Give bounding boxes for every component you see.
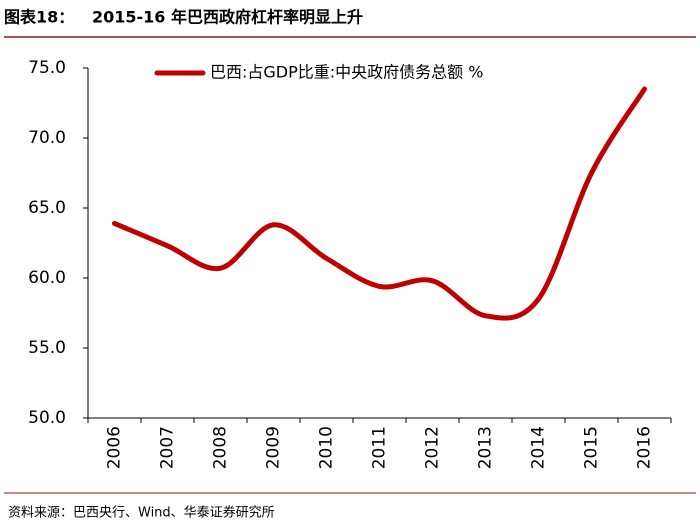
source-note: 资料来源：巴西央行、Wind、华泰证券研究所 xyxy=(8,505,275,521)
x-tick-label: 2009 xyxy=(264,426,284,469)
x-tick-label: 2006 xyxy=(105,426,125,469)
x-tick-label: 2015 xyxy=(582,426,602,469)
x-tick-label: 2010 xyxy=(317,426,337,469)
x-tick-label: 2011 xyxy=(370,426,390,469)
x-tick-label: 2016 xyxy=(635,426,655,469)
data-line xyxy=(112,86,647,321)
y-tick-label: 55.0 xyxy=(28,338,66,358)
y-tick-label: 60.0 xyxy=(28,268,66,288)
chart-title: 2015-16 年巴西政府杠杆率明显上升 xyxy=(92,8,363,27)
x-tick-label: 2008 xyxy=(211,426,231,469)
x-tick-label: 2012 xyxy=(423,426,443,469)
figure-label: 图表18： xyxy=(4,8,74,27)
y-tick-label: 50.0 xyxy=(28,408,66,428)
y-tick-label: 65.0 xyxy=(28,198,66,218)
y-tick-label: 70.0 xyxy=(28,128,66,148)
y-tick-label: 75.0 xyxy=(28,58,66,78)
x-tick-label: 2013 xyxy=(476,426,496,469)
x-tick-label: 2014 xyxy=(529,426,549,469)
x-tick-label: 2007 xyxy=(158,426,178,469)
legend-label: 巴西:占GDP比重:中央政府债务总额 % xyxy=(210,63,483,82)
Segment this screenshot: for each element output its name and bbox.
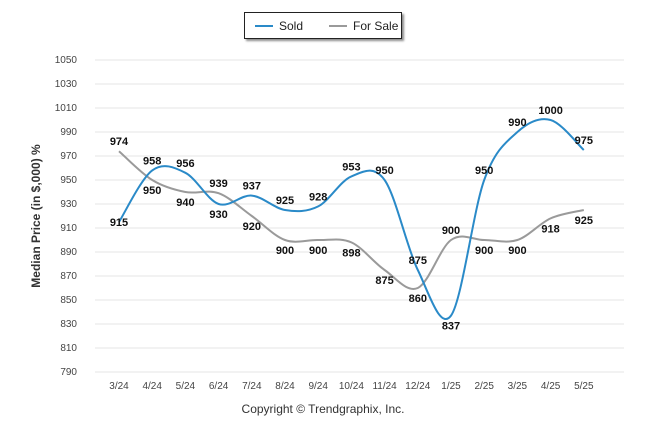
legend-label-forsale: For Sale <box>353 18 399 33</box>
x-tick-label: 7/24 <box>242 381 262 392</box>
y-tick-label: 890 <box>60 247 77 258</box>
series-line-sold <box>118 118 585 320</box>
legend: Sold For Sale <box>244 12 402 39</box>
data-label-forsale: 950 <box>143 185 161 197</box>
y-tick-label: 1050 <box>55 55 78 66</box>
data-label-forsale: 900 <box>442 225 460 237</box>
data-label-forsale: 860 <box>409 293 427 305</box>
x-tick-label: 2/25 <box>474 381 494 392</box>
data-label-sold: 928 <box>309 191 327 203</box>
data-label-sold: 875 <box>409 255 427 267</box>
y-tick-label: 870 <box>60 271 77 282</box>
x-tick-label: 1/25 <box>441 381 461 392</box>
legend-swatch-forsale <box>329 24 348 27</box>
y-tick-label: 930 <box>60 199 77 210</box>
data-label-sold: 837 <box>442 321 460 333</box>
copyright-text: Copyright © Trendgraphix, Inc. <box>241 402 405 416</box>
x-tick-label: 11/24 <box>372 381 397 392</box>
y-tick-label: 850 <box>60 295 77 306</box>
data-label-forsale: 918 <box>541 223 559 235</box>
data-label-sold: 925 <box>276 195 294 207</box>
y-tick-label: 910 <box>60 223 77 234</box>
y-axis-label: Median Price (in $,000) % <box>29 144 43 288</box>
data-label-forsale: 898 <box>342 247 360 259</box>
x-tick-label: 8/24 <box>275 381 295 392</box>
data-label-sold: 1000 <box>538 105 562 117</box>
y-tick-label: 830 <box>60 319 77 330</box>
data-label-sold: 953 <box>342 161 360 173</box>
y-tick-label: 950 <box>60 175 77 186</box>
series-lines <box>118 118 585 320</box>
x-axis-ticks: 3/24 4/24 5/24 6/24 7/24 8/24 9/24 10/24 11/24 12… <box>109 381 594 392</box>
data-label-sold: 930 <box>209 209 227 221</box>
series-line-forsale <box>118 150 585 290</box>
legend-item-forsale[interactable]: For Sale <box>319 19 398 33</box>
x-tick-label: 5/24 <box>176 381 196 392</box>
x-tick-label: 9/24 <box>308 381 328 392</box>
y-tick-label: 1030 <box>55 79 78 90</box>
y-tick-label: 970 <box>60 151 77 162</box>
y-axis-ticks: 790 810 830 850 870 890 910 930 950 970 990 1010 103… <box>55 55 78 378</box>
x-tick-label: 12/24 <box>405 381 430 392</box>
x-tick-label: 5/25 <box>574 381 594 392</box>
data-label-forsale: 925 <box>575 215 593 227</box>
x-tick-label: 4/24 <box>142 381 162 392</box>
data-label-forsale: 900 <box>309 245 327 257</box>
data-label-sold: 990 <box>508 117 526 129</box>
x-tick-label: 6/24 <box>209 381 229 392</box>
data-label-forsale: 900 <box>276 245 294 257</box>
data-label-forsale: 974 <box>110 136 129 148</box>
data-label-sold: 950 <box>475 165 493 177</box>
legend-item-sold[interactable]: Sold <box>245 19 303 33</box>
data-label-forsale: 900 <box>508 245 526 257</box>
data-label-sold: 950 <box>375 165 393 177</box>
data-label-forsale: 900 <box>475 245 493 257</box>
data-labels: 915 958 956 930 937 925 928 953 950 875 837 950 990 1… <box>110 105 593 333</box>
data-label-sold: 958 <box>143 155 161 167</box>
y-tick-label: 1010 <box>55 103 78 114</box>
legend-swatch-sold <box>255 24 273 27</box>
x-tick-label: 4/25 <box>541 381 561 392</box>
data-label-sold: 956 <box>176 158 194 170</box>
y-tick-label: 990 <box>60 127 77 138</box>
legend-label-sold: Sold <box>279 18 304 33</box>
y-tick-label: 790 <box>60 367 77 378</box>
data-label-forsale: 940 <box>176 197 194 209</box>
x-tick-label: 3/25 <box>508 381 528 392</box>
data-label-sold: 975 <box>575 135 593 147</box>
grid-lines <box>95 59 624 373</box>
x-tick-label: 3/24 <box>109 381 129 392</box>
x-tick-label: 10/24 <box>339 381 364 392</box>
data-label-forsale: 875 <box>375 275 393 287</box>
data-label-forsale: 920 <box>243 221 261 233</box>
y-tick-label: 810 <box>60 343 77 354</box>
data-label-sold: 915 <box>110 217 128 229</box>
data-label-sold: 937 <box>243 181 261 193</box>
data-label-forsale: 939 <box>209 178 227 190</box>
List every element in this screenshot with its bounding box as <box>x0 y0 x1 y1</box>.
-=-=-=-=-
**YOUR GOAL**
Express the data above as a JSON list of strings, one string per line, skipping blank lines and leaving out the pictures.

**WORKED ANSWER**
[
  "Give bounding boxes for every component you see.",
  "source-note: 资料来源：巴西央行、Wind、华泰证券研究所 xyxy=(8,505,275,521)",
  "x-tick-label: 2009 xyxy=(264,426,284,469)",
  "x-tick-label: 2006 xyxy=(105,426,125,469)",
  "x-tick-label: 2015 xyxy=(582,426,602,469)",
  "x-tick-label: 2010 xyxy=(317,426,337,469)",
  "x-tick-label: 2011 xyxy=(370,426,390,469)",
  "x-tick-label: 2016 xyxy=(635,426,655,469)",
  "data-line xyxy=(112,86,647,321)",
  "y-tick-label: 55.0 xyxy=(28,338,66,358)",
  "y-tick-label: 60.0 xyxy=(28,268,66,288)",
  "chart-title: 2015-16 年巴西政府杠杆率明显上升 xyxy=(92,8,363,27)",
  "x-tick-label: 2008 xyxy=(211,426,231,469)",
  "x-tick-label: 2012 xyxy=(423,426,443,469)",
  "figure-label: 图表18： xyxy=(4,8,74,27)",
  "y-tick-label: 50.0 xyxy=(28,408,66,428)",
  "y-tick-label: 65.0 xyxy=(28,198,66,218)",
  "y-tick-label: 70.0 xyxy=(28,128,66,148)",
  "y-tick-label: 75.0 xyxy=(28,58,66,78)",
  "x-tick-label: 2013 xyxy=(476,426,496,469)",
  "x-tick-label: 2014 xyxy=(529,426,549,469)",
  "x-tick-label: 2007 xyxy=(158,426,178,469)",
  "legend-label: 巴西:占GDP比重:中央政府债务总额 % xyxy=(210,63,483,82)",
  "Segment this screenshot: for each element output its name and bbox.",
  "legend-label-forsale: For Sale <box>353 18 399 33</box>",
  "x-tick-label: 7/24 <box>242 381 262 392</box>",
  "y-tick-label: 890 <box>60 247 77 258</box>",
  "series-line-sold <box>118 118 585 320</box>",
  "legend: Sold For Sale <box>244 12 402 39</box>",
  "data-label-forsale: 950 <box>143 185 161 197</box>",
  "y-tick-label: 1050 <box>55 55 78 66</box>",
  "data-label-forsale: 900 <box>442 225 460 237</box>",
  "data-label-forsale: 860 <box>409 293 427 305</box>",
  "x-tick-label: 2/25 <box>474 381 494 392</box>",
  "data-label-sold: 928 <box>309 191 327 203</box>",
  "data-label-sold: 875 <box>409 255 427 267</box>",
  "y-tick-label: 870 <box>60 271 77 282</box>",
  "x-tick-label: 1/25 <box>441 381 461 392</box>",
  "legend-swatch-forsale <box>329 24 348 27</box>",
  "y-tick-label: 930 <box>60 199 77 210</box>",
  "data-label-sold: 837 <box>442 321 460 333</box>",
  "copyright-text: Copyright © Trendgraphix, Inc. <box>241 402 405 416</box>",
  "x-tick-label: 11/24 <box>372 381 397 392</box>",
  "y-tick-label: 850 <box>60 295 77 306</box>",
  "data-label-forsale: 918 <box>541 223 559 235</box>",
  "data-label-sold: 925 <box>276 195 294 207</box>",
  "y-tick-label: 910 <box>60 223 77 234</box>",
  "y-axis-label: Median Price (in $,000) % <box>29 144 43 288</box>",
  "data-label-forsale: 898 <box>342 247 360 259</box>",
  "x-tick-label: 8/24 <box>275 381 295 392</box>",
  "data-label-sold: 1000 <box>538 105 562 117</box>",
  "y-tick-label: 830 <box>60 319 77 330</box>",
  "data-label-sold: 953 <box>342 161 360 173</box>",
  "y-tick-label: 950 <box>60 175 77 186</box>",
  "series-lines <box>118 118 585 320</box>",
  "x-axis-ticks: 3/24 4/24 5/24 6/24 7/24 8/24 9/24 10/24 11/24 12… <box>109 381 594 392</box>",
  "data-label-sold: 930 <box>209 209 227 221</box>",
  "series-line-forsale <box>118 150 585 290</box>",
  "legend-item-forsale[interactable]: For Sale <box>319 19 398 33</box>",
  "x-tick-label: 5/24 <box>176 381 196 392</box>",
  "x-tick-label: 9/24 <box>308 381 328 392</box>",
  "y-tick-label: 1030 <box>55 79 78 90</box>",
  "y-tick-label: 970 <box>60 151 77 162</box>",
  "y-axis-ticks: 790 810 830 850 870 890 910 930 950 970 990 1010 103… <box>55 55 78 378</box>",
  "x-tick-label: 12/24 <box>405 381 430 392</box>",
  "x-tick-label: 5/25 <box>574 381 594 392</box>",
  "data-label-forsale: 925 <box>575 215 593 227</box>",
  "x-tick-label: 4/24 <box>142 381 162 392</box>",
  "data-label-forsale: 900 <box>309 245 327 257</box>",
  "data-label-sold: 990 <box>508 117 526 129</box>",
  "x-tick-label: 6/24 <box>209 381 229 392</box>",
  "data-label-forsale: 900 <box>276 245 294 257</box>",
  "data-label-forsale: 974 <box>110 136 129 148</box>",
  "data-label-sold: 950 <box>475 165 493 177</box>",
  "legend-item-sold[interactable]: Sold <box>245 19 303 33</box>",
  "data-label-forsale: 900 <box>508 245 526 257</box>",
  "data-label-sold: 950 <box>375 165 393 177</box>",
  "data-label-forsale: 900 <box>475 245 493 257</box>",
  "data-labels: 915 958 956 930 937 925 928 953 950 875 837 950 990 1… <box>110 105 593 333</box>",
  "data-label-sold: 958 <box>143 155 161 167</box>",
  "y-tick-label: 1010 <box>55 103 78 114</box>",
  "legend-swatch-sold <box>255 24 273 27</box>",
  "x-tick-label: 4/25 <box>541 381 561 392</box>",
  "data-label-sold: 956 <box>176 158 194 170</box>",
  "y-tick-label: 990 <box>60 127 77 138</box>",
  "legend-label-sold: Sold <box>279 18 304 33</box>",
  "y-tick-label: 790 <box>60 367 77 378</box>",
  "data-label-forsale: 940 <box>176 197 194 209</box>",
  "x-tick-label: 3/25 <box>508 381 528 392</box>",
  "data-label-sold: 975 <box>575 135 593 147</box>",
  "grid-lines <box>95 59 624 373</box>",
  "x-tick-label: 3/24 <box>109 381 129 392</box>",
  "x-tick-label: 10/24 <box>339 381 364 392</box>",
  "data-label-forsale: 875 <box>375 275 393 287</box>",
  "data-label-forsale: 920 <box>243 221 261 233</box>",
  "y-tick-label: 810 <box>60 343 77 354</box>",
  "data-label-sold: 915 <box>110 217 128 229</box>",
  "data-label-sold: 937 <box>243 181 261 193</box>",
  "data-label-forsale: 939 <box>209 178 227 190</box>",
  "List every element in this screenshot with its bounding box as <box>x0 y0 x1 y1</box>."
]